Below are the records; pull every line that includes "true".

Start of Excerpted data

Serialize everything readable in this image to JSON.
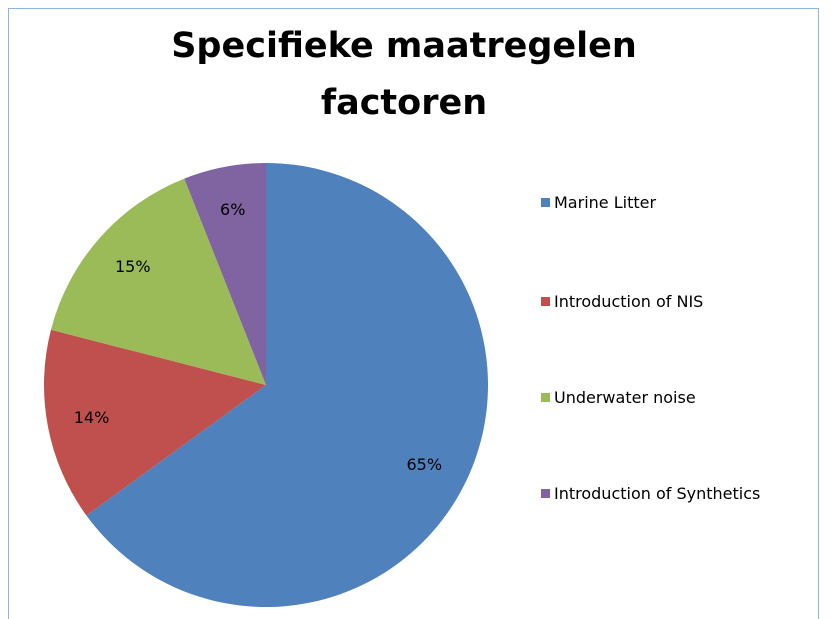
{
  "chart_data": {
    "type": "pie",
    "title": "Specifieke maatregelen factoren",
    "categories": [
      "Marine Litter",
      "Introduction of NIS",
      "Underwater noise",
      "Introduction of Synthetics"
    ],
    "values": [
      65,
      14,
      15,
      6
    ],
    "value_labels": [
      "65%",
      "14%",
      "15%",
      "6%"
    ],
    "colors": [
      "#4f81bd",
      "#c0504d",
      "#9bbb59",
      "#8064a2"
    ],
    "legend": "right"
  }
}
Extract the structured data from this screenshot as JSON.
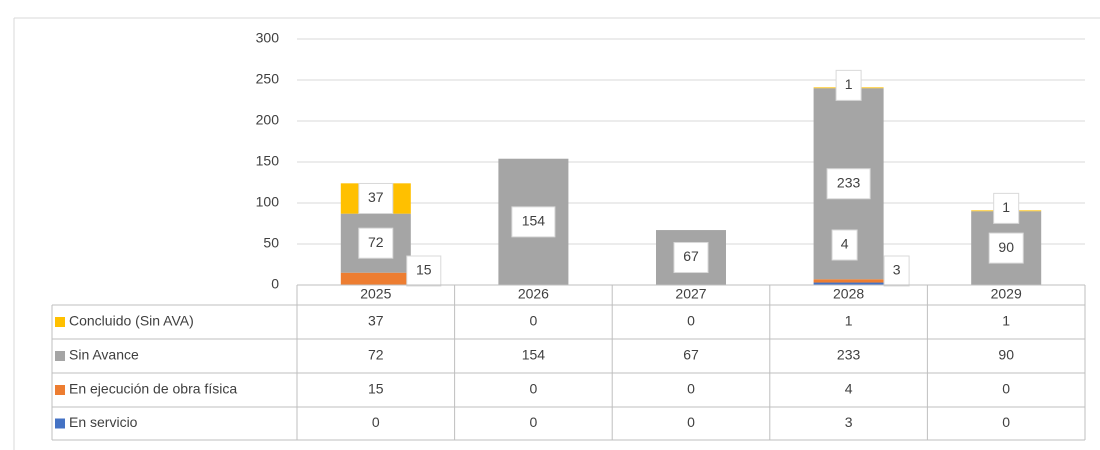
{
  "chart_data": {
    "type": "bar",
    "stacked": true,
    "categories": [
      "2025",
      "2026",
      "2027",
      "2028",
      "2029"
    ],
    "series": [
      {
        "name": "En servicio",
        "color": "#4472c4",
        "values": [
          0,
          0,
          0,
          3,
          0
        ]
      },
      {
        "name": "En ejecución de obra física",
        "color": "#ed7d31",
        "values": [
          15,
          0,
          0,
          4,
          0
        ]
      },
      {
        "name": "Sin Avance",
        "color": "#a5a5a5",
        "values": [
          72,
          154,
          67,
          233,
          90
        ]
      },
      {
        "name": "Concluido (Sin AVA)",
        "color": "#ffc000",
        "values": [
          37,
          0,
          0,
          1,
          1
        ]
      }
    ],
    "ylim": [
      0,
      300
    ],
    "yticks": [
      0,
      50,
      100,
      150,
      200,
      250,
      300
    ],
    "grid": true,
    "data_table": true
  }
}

End of Excerpted data

— Response for this exercise —
    "stacked": true,
    "grid": true,
    "data_table": true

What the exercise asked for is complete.